(Exercise task):
Gather every line holding the string "name".

* begin Data in this exercise *

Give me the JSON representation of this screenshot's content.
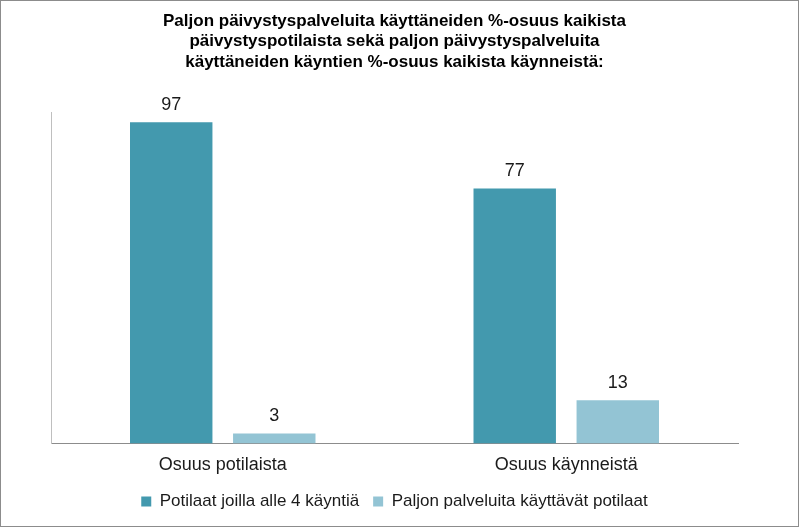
{
  "chart_data": {
    "type": "bar",
    "title": [
      "Paljon päivystyspalveluita käyttäneiden %-osuus kaikista",
      "päivystyspotilaista sekä paljon päivystyspalveluita",
      "käyttäneiden käyntien %-osuus kaikista käynneistä:"
    ],
    "categories": [
      "Osuus potilaista",
      "Osuus käynneistä"
    ],
    "series": [
      {
        "name": "Potilaat joilla alle 4 käyntiä",
        "color": "#4399ae",
        "values": [
          97,
          77
        ]
      },
      {
        "name": "Paljon palveluita käyttävät potilaat",
        "color": "#93c4d4",
        "values": [
          3,
          13
        ]
      }
    ],
    "ylim": [
      0,
      100
    ],
    "grid": false,
    "legend": "bottom",
    "data_labels": true,
    "tick_labels": "x"
  }
}
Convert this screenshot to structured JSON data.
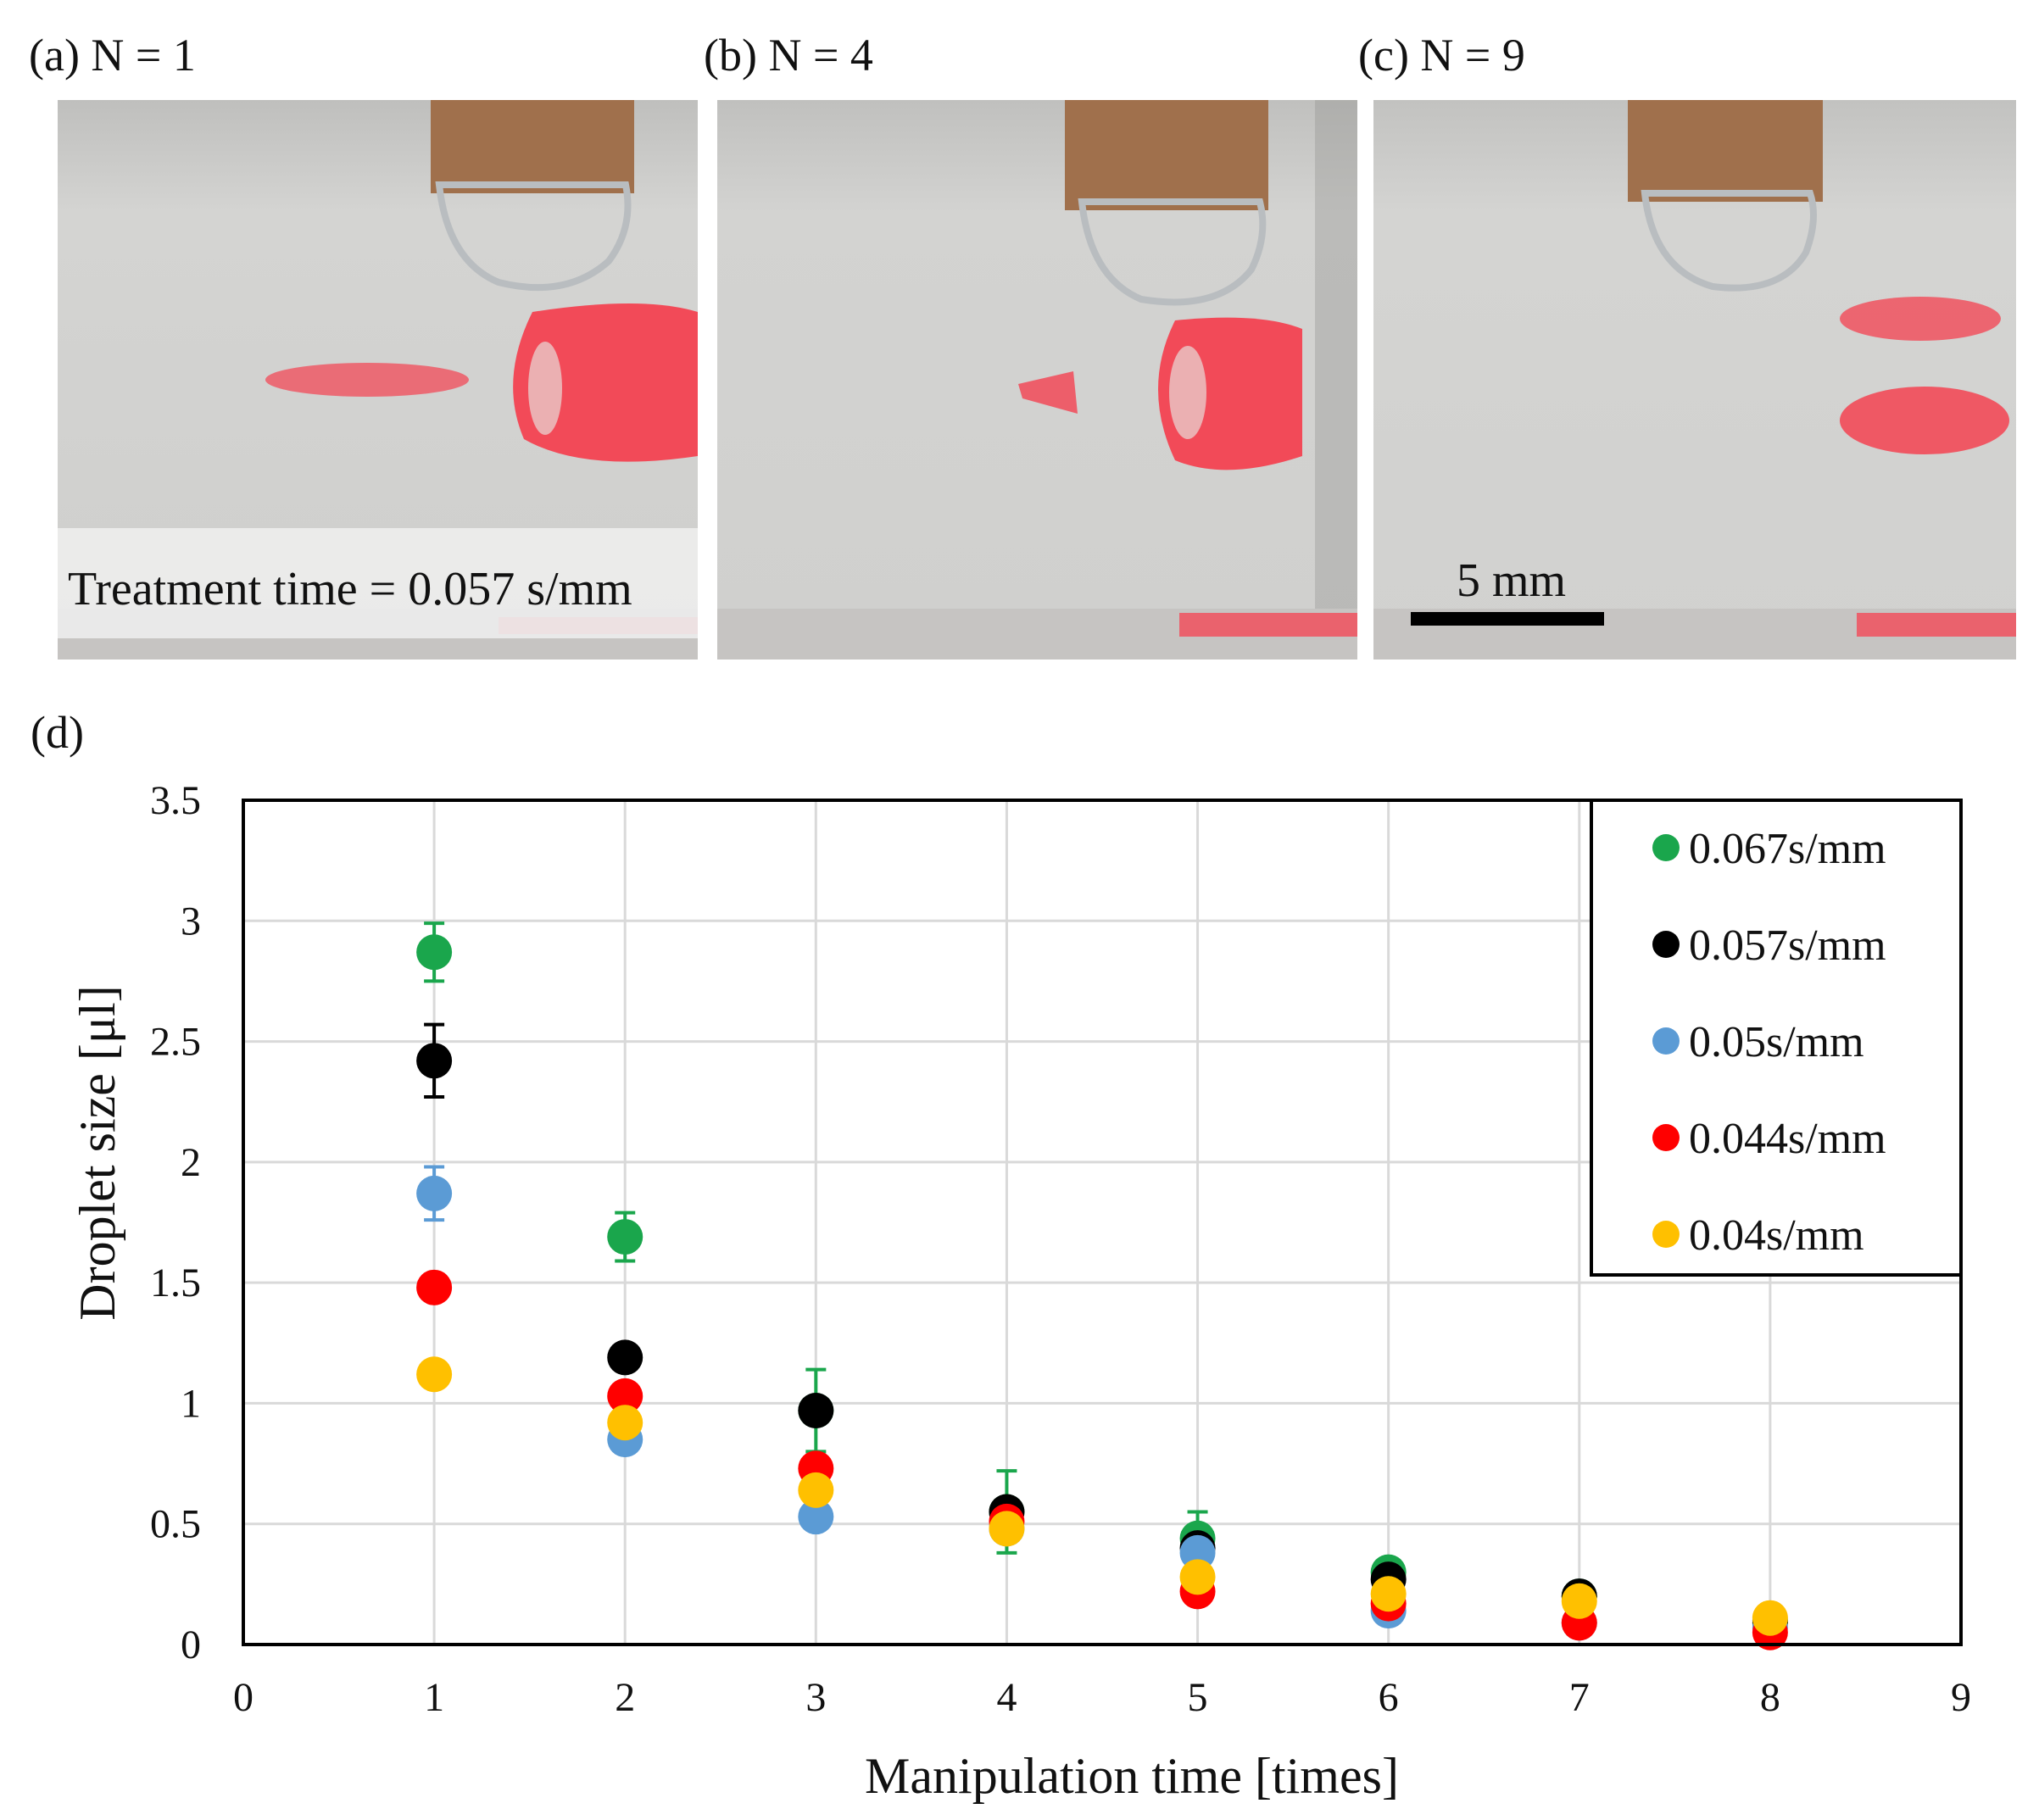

* end Data in this exercise *

(Written reply):
        "name": "Potilaat joilla alle 4 käyntiä",
        "name": "Paljon palveluita käyttävät potilaat",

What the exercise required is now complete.